> Dataset rows:
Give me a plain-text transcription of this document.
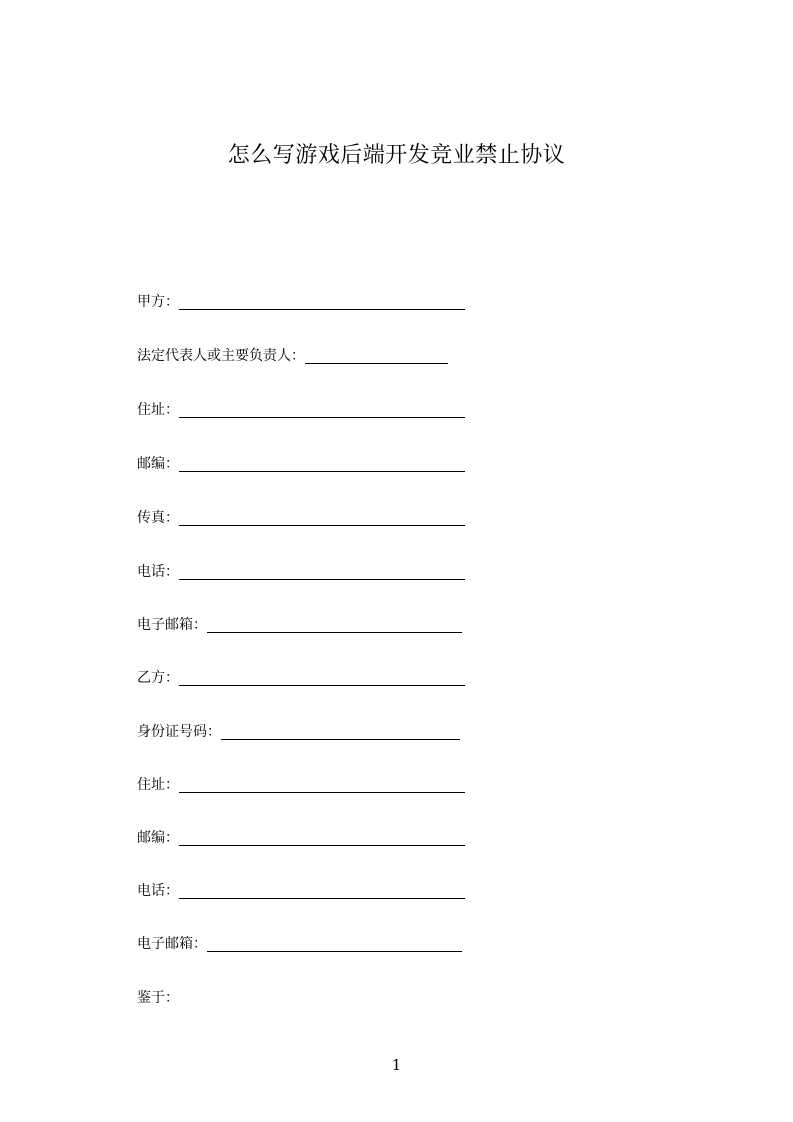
怎么写游戏后端开发竞业禁止协议
甲方：
法定代表人或主要负责人：
住址：
邮编：
传真：
电话：
电子邮箱：
乙方：
身份证号码：
住址：
邮编：
电话：
电子邮箱：
鉴于：
1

> What is asked: Leave out the pictures and output every record above precisely as given.

> Task output:
Give me a plain-text transcription of this document.
怎么写游戏后端开发竞业禁止协议
甲方：
法定代表人或主要负责人：
住址：
邮编：
传真：
电话：
电子邮箱：
乙方：
身份证号码：
住址：
邮编：
电话：
电子邮箱：
鉴于：
1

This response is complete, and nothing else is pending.